Skip the pictures and quote all of the lines exactly.

BEGIN Data in this exercise

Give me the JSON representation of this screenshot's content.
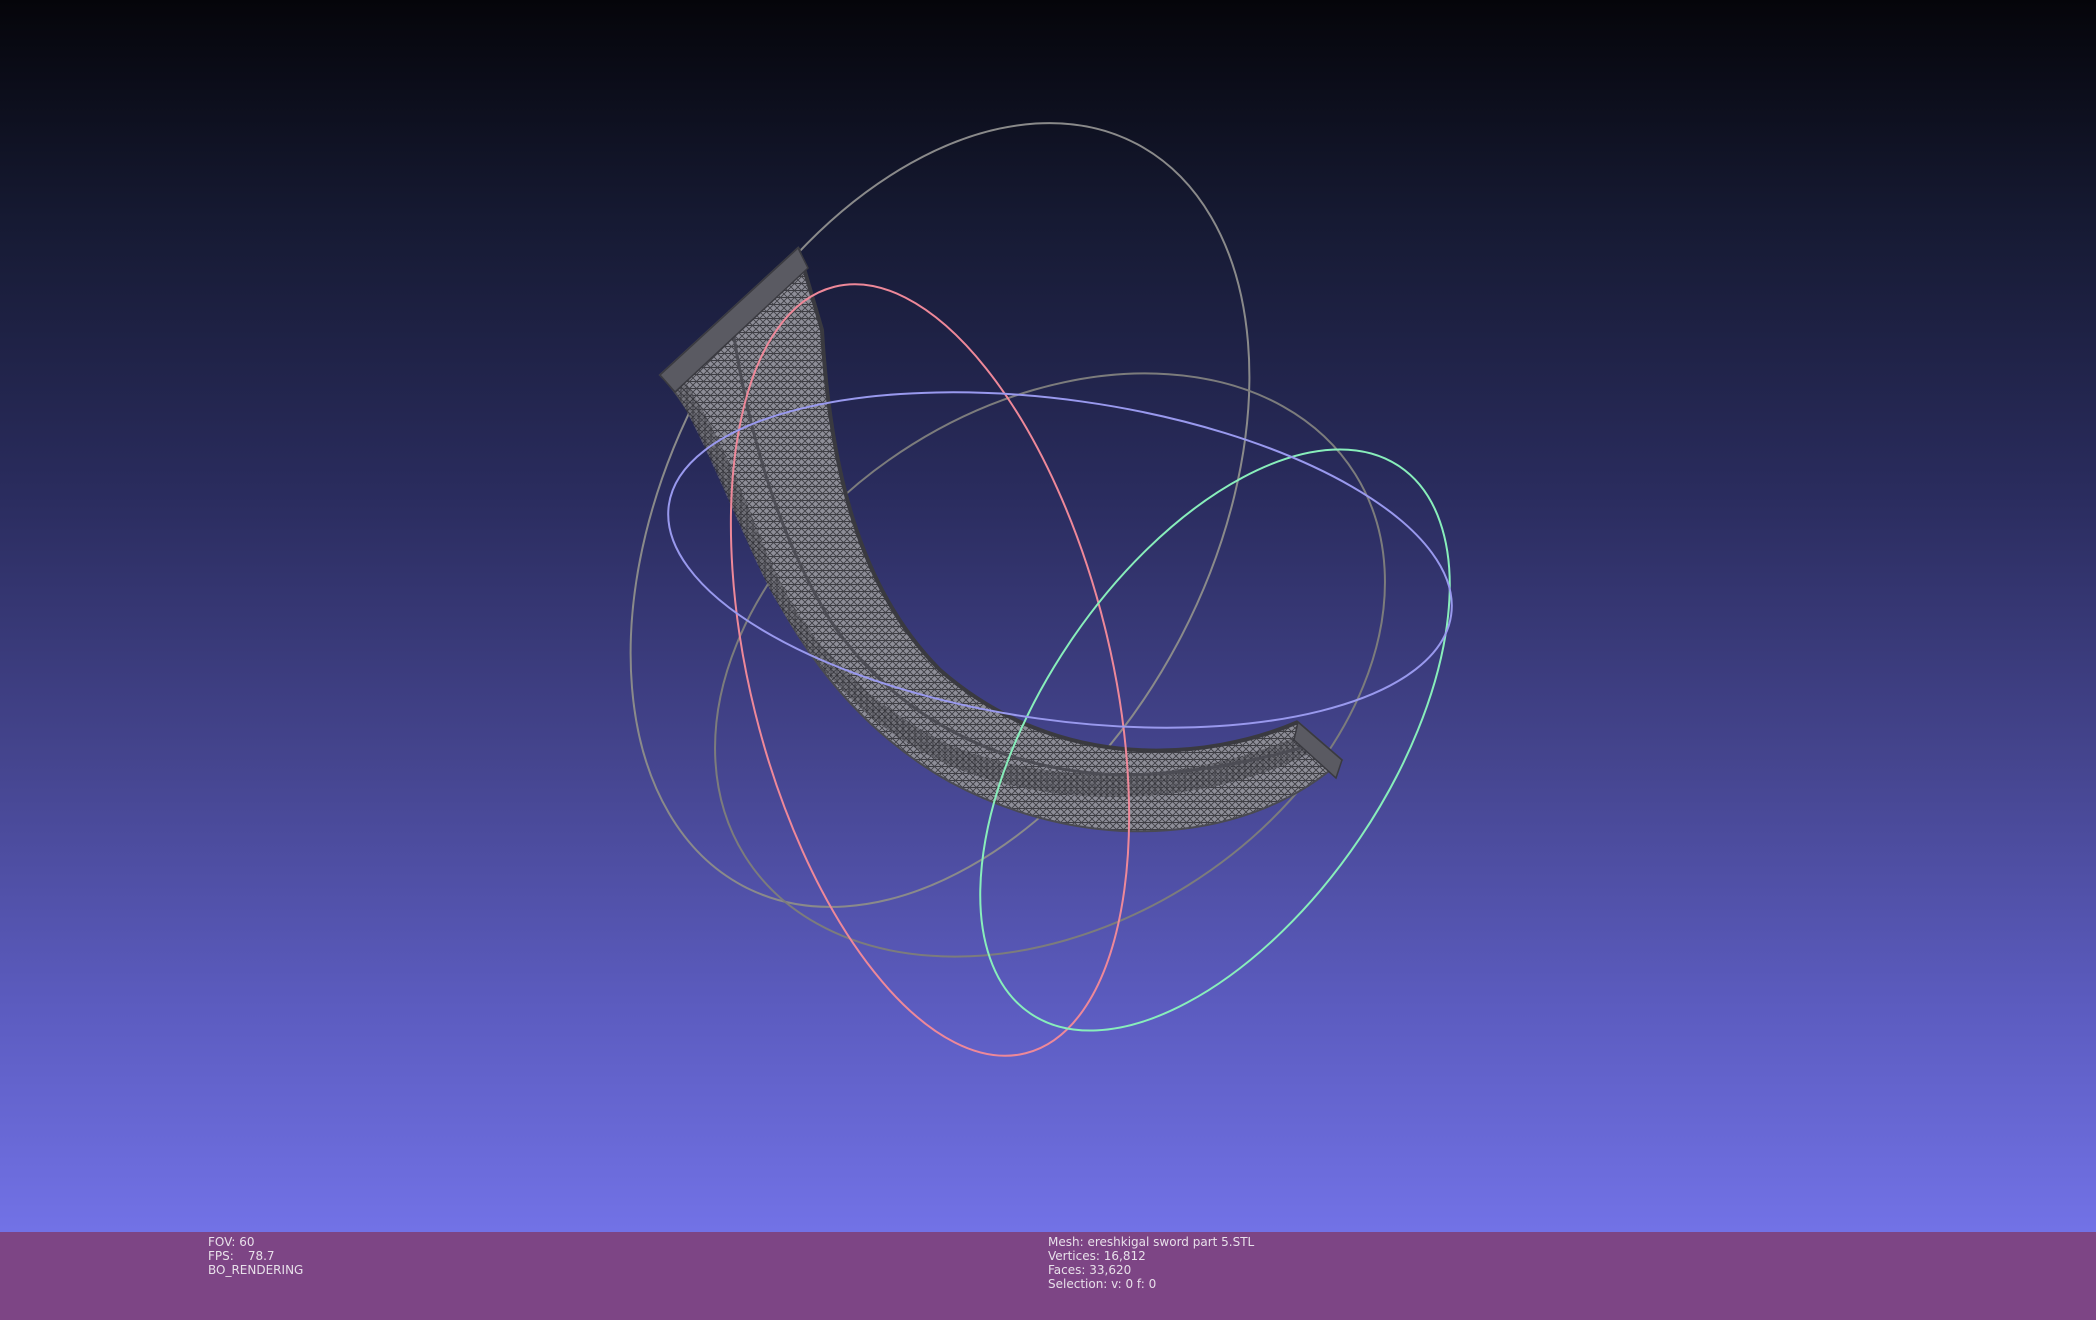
{
  "viewport": {
    "mesh_name": "ereshkigal sword part 5.STL",
    "trackball_colors": {
      "x_ring": "#ee8899",
      "y_ring": "#88eebb",
      "z_ring": "#9999ee",
      "gray_ring": "#8a8a8a"
    },
    "mesh_color": "#6a6a6a",
    "background_top": "#05050a",
    "background_bottom": "#7272e6"
  },
  "status": {
    "fov_label": "FOV:",
    "fov_value": "60",
    "fps_label": "FPS:",
    "fps_value": "78.7",
    "render_mode": "BO_RENDERING",
    "mesh_label": "Mesh:",
    "mesh_value": "ereshkigal sword part 5.STL",
    "vertices_label": "Vertices:",
    "vertices_value": "16,812",
    "faces_label": "Faces:",
    "faces_value": "33,620",
    "selection_label": "Selection:",
    "selection_value": "v: 0 f: 0"
  }
}
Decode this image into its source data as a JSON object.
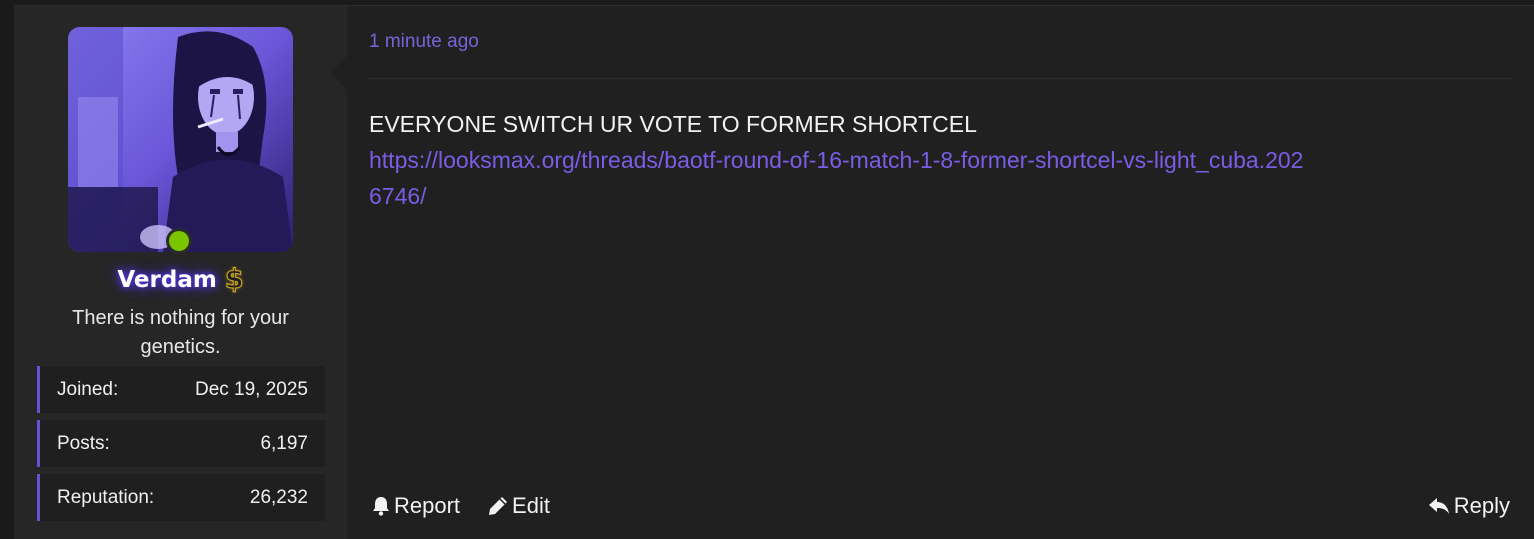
{
  "user": {
    "name": "Verdam",
    "title": "There is nothing for your genetics.",
    "online": true,
    "stats": [
      {
        "label": "Joined:",
        "value": "Dec 19, 2025"
      },
      {
        "label": "Posts:",
        "value": "6,197"
      },
      {
        "label": "Reputation:",
        "value": "26,232"
      }
    ],
    "badge_icon": "dollar-sign-icon"
  },
  "post": {
    "time": "1 minute ago",
    "text": "EVERYONE SWITCH UR VOTE TO FORMER SHORTCEL",
    "link": "https://looksmax.org/threads/baotf-round-of-16-match-1-8-former-shortcel-vs-light_cuba.2026746/"
  },
  "actions": {
    "report": "Report",
    "edit": "Edit",
    "reply": "Reply"
  },
  "colors": {
    "accent": "#6d4fd6",
    "link": "#7a5de6",
    "online": "#7bc400"
  }
}
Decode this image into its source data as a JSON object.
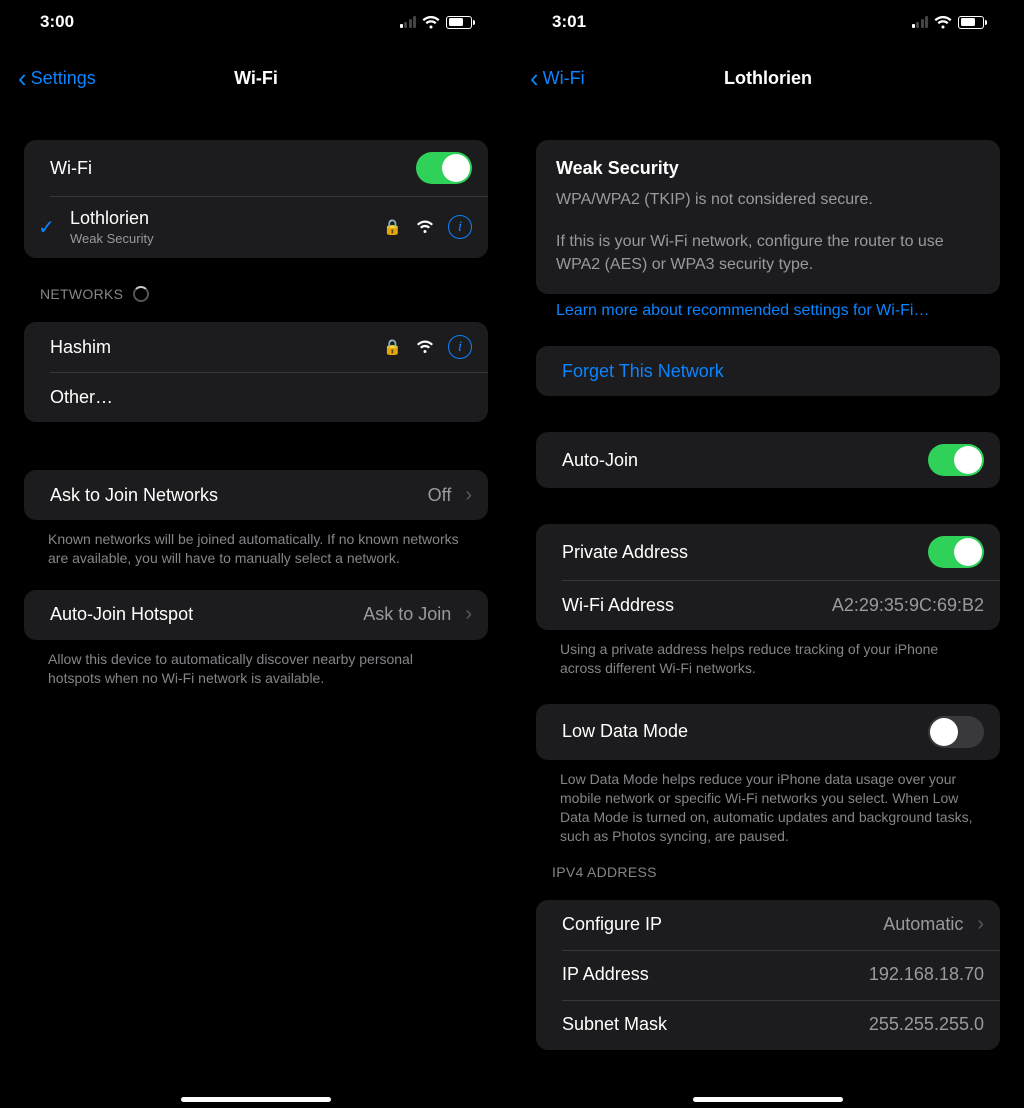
{
  "left": {
    "status": {
      "time": "3:00"
    },
    "nav": {
      "back": "Settings",
      "title": "Wi-Fi"
    },
    "wifi_row": {
      "label": "Wi-Fi",
      "on": true
    },
    "connected": {
      "name": "Lothlorien",
      "sub": "Weak Security"
    },
    "networks_header": "NETWORKS",
    "networks": [
      {
        "name": "Hashim"
      }
    ],
    "other": "Other…",
    "ask": {
      "label": "Ask to Join Networks",
      "value": "Off"
    },
    "ask_footer": "Known networks will be joined automatically. If no known networks are available, you will have to manually select a network.",
    "hotspot": {
      "label": "Auto-Join Hotspot",
      "value": "Ask to Join"
    },
    "hotspot_footer": "Allow this device to automatically discover nearby personal hotspots when no Wi-Fi network is available."
  },
  "right": {
    "status": {
      "time": "3:01"
    },
    "nav": {
      "back": "Wi-Fi",
      "title": "Lothlorien"
    },
    "security": {
      "title": "Weak Security",
      "line1": "WPA/WPA2 (TKIP) is not considered secure.",
      "line2": "If this is your Wi-Fi network, configure the router to use WPA2 (AES) or WPA3 security type."
    },
    "learn_more": "Learn more about recommended settings for Wi-Fi…",
    "forget": "Forget This Network",
    "auto_join": {
      "label": "Auto-Join",
      "on": true
    },
    "private_addr": {
      "label": "Private Address",
      "on": true
    },
    "wifi_addr": {
      "label": "Wi-Fi Address",
      "value": "A2:29:35:9C:69:B2"
    },
    "private_footer": "Using a private address helps reduce tracking of your iPhone across different Wi-Fi networks.",
    "low_data": {
      "label": "Low Data Mode",
      "on": false
    },
    "low_data_footer": "Low Data Mode helps reduce your iPhone data usage over your mobile network or specific Wi-Fi networks you select. When Low Data Mode is turned on, automatic updates and background tasks, such as Photos syncing, are paused.",
    "ipv4_header": "IPV4 ADDRESS",
    "configure_ip": {
      "label": "Configure IP",
      "value": "Automatic"
    },
    "ip": {
      "label": "IP Address",
      "value": "192.168.18.70"
    },
    "subnet": {
      "label": "Subnet Mask",
      "value": "255.255.255.0"
    }
  }
}
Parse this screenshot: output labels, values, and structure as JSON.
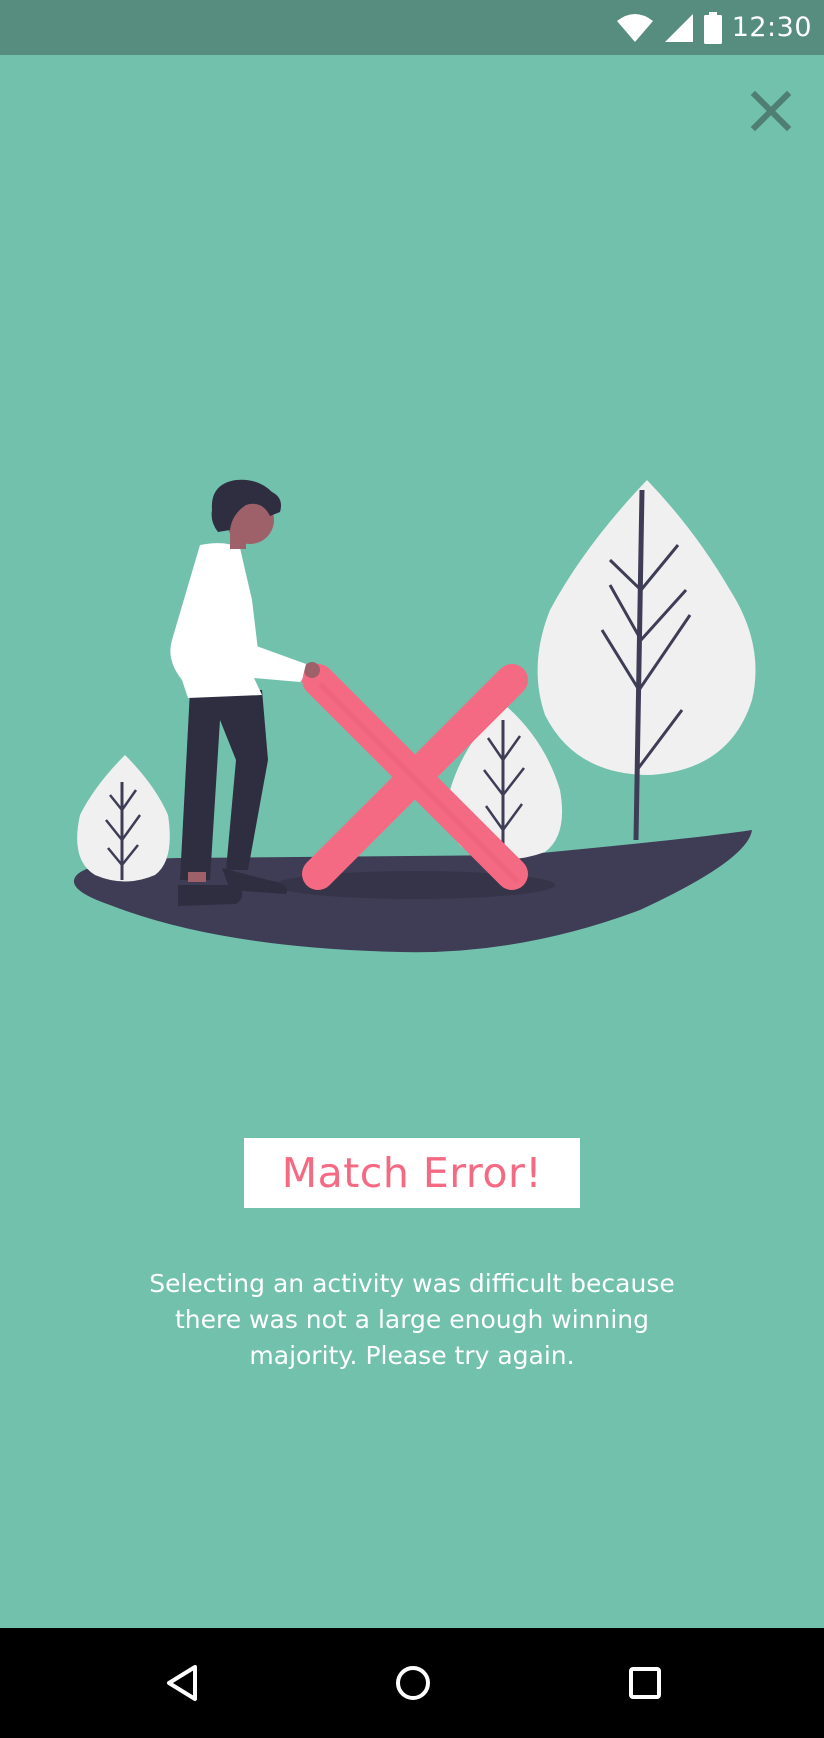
{
  "status_bar": {
    "time": "12:30",
    "icons": [
      "wifi-icon",
      "signal-icon",
      "battery-icon"
    ]
  },
  "dialog": {
    "close_icon": "close-icon",
    "title": "Match Error!",
    "message": "Selecting an activity was difficult because there was not a large enough winning majority. Please try again."
  },
  "nav_bar": {
    "icons": [
      "back-icon",
      "home-icon",
      "recents-icon"
    ]
  },
  "colors": {
    "background": "#72c1ad",
    "status_bar": "#578d7f",
    "accent": "#f56a83",
    "ground": "#3f3d56",
    "leaf": "#f0f0f0"
  }
}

END Data in this exercise

Exercise answer:
Give me the JSON representation of this screenshot's content.
{
  "viewport": {
    "mesh_name": "ereshkigal sword part 5.STL",
    "trackball_colors": {
      "x_ring": "#ee8899",
      "y_ring": "#88eebb",
      "z_ring": "#9999ee",
      "gray_ring": "#8a8a8a"
    },
    "mesh_color": "#6a6a6a",
    "background_top": "#05050a",
    "background_bottom": "#7272e6"
  },
  "status": {
    "fov_label": "FOV:",
    "fov_value": "60",
    "fps_label": "FPS:",
    "fps_value": "78.7",
    "render_mode": "BO_RENDERING",
    "mesh_label": "Mesh:",
    "mesh_value": "ereshkigal sword part 5.STL",
    "vertices_label": "Vertices:",
    "vertices_value": "16,812",
    "faces_label": "Faces:",
    "faces_value": "33,620",
    "selection_label": "Selection:",
    "selection_value": "v: 0 f: 0"
  }
}
Decode this image into its source data as a JSON object.
{
  "user": {
    "name": "Verdam",
    "title": "There is nothing for your genetics.",
    "online": true,
    "stats": [
      {
        "label": "Joined:",
        "value": "Dec 19, 2025"
      },
      {
        "label": "Posts:",
        "value": "6,197"
      },
      {
        "label": "Reputation:",
        "value": "26,232"
      }
    ],
    "badge_icon": "dollar-sign-icon"
  },
  "post": {
    "time": "1 minute ago",
    "text": "EVERYONE SWITCH UR VOTE TO FORMER SHORTCEL",
    "link": "https://looksmax.org/threads/baotf-round-of-16-match-1-8-former-shortcel-vs-light_cuba.2026746/"
  },
  "actions": {
    "report": "Report",
    "edit": "Edit",
    "reply": "Reply"
  },
  "colors": {
    "accent": "#6d4fd6",
    "link": "#7a5de6",
    "online": "#7bc400"
  }
}
Decode this image into its source data as a JSON object.
{
  "left": {
    "status": {
      "time": "3:00"
    },
    "nav": {
      "back": "Settings",
      "title": "Wi-Fi"
    },
    "wifi_row": {
      "label": "Wi-Fi",
      "on": true
    },
    "connected": {
      "name": "Lothlorien",
      "sub": "Weak Security"
    },
    "networks_header": "NETWORKS",
    "networks": [
      {
        "name": "Hashim"
      }
    ],
    "other": "Other…",
    "ask": {
      "label": "Ask to Join Networks",
      "value": "Off"
    },
    "ask_footer": "Known networks will be joined automatically. If no known networks are available, you will have to manually select a network.",
    "hotspot": {
      "label": "Auto-Join Hotspot",
      "value": "Ask to Join"
    },
    "hotspot_footer": "Allow this device to automatically discover nearby personal hotspots when no Wi-Fi network is available."
  },
  "right": {
    "status": {
      "time": "3:01"
    },
    "nav": {
      "back": "Wi-Fi",
      "title": "Lothlorien"
    },
    "security": {
      "title": "Weak Security",
      "line1": "WPA/WPA2 (TKIP) is not considered secure.",
      "line2": "If this is your Wi-Fi network, configure the router to use WPA2 (AES) or WPA3 security type."
    },
    "learn_more": "Learn more about recommended settings for Wi-Fi…",
    "forget": "Forget This Network",
    "auto_join": {
      "label": "Auto-Join",
      "on": true
    },
    "private_addr": {
      "label": "Private Address",
      "on": true
    },
    "wifi_addr": {
      "label": "Wi-Fi Address",
      "value": "A2:29:35:9C:69:B2"
    },
    "private_footer": "Using a private address helps reduce tracking of your iPhone across different Wi-Fi networks.",
    "low_data": {
      "label": "Low Data Mode",
      "on": false
    },
    "low_data_footer": "Low Data Mode helps reduce your iPhone data usage over your mobile network or specific Wi-Fi networks you select. When Low Data Mode is turned on, automatic updates and background tasks, such as Photos syncing, are paused.",
    "ipv4_header": "IPV4 ADDRESS",
    "configure_ip": {
      "label": "Configure IP",
      "value": "Automatic"
    },
    "ip": {
      "label": "IP Address",
      "value": "192.168.18.70"
    },
    "subnet": {
      "label": "Subnet Mask",
      "value": "255.255.255.0"
    }
  }
}
Parse this screenshot: output labels, values, and structure as JSON.
{
  "status_bar": {
    "time": "12:30",
    "icons": [
      "wifi-icon",
      "signal-icon",
      "battery-icon"
    ]
  },
  "dialog": {
    "close_icon": "close-icon",
    "title": "Match Error!",
    "message": "Selecting an activity was difficult because there was not a large enough winning majority. Please try again."
  },
  "nav_bar": {
    "icons": [
      "back-icon",
      "home-icon",
      "recents-icon"
    ]
  },
  "colors": {
    "background": "#72c1ad",
    "status_bar": "#578d7f",
    "accent": "#f56a83",
    "ground": "#3f3d56",
    "leaf": "#f0f0f0"
  }
}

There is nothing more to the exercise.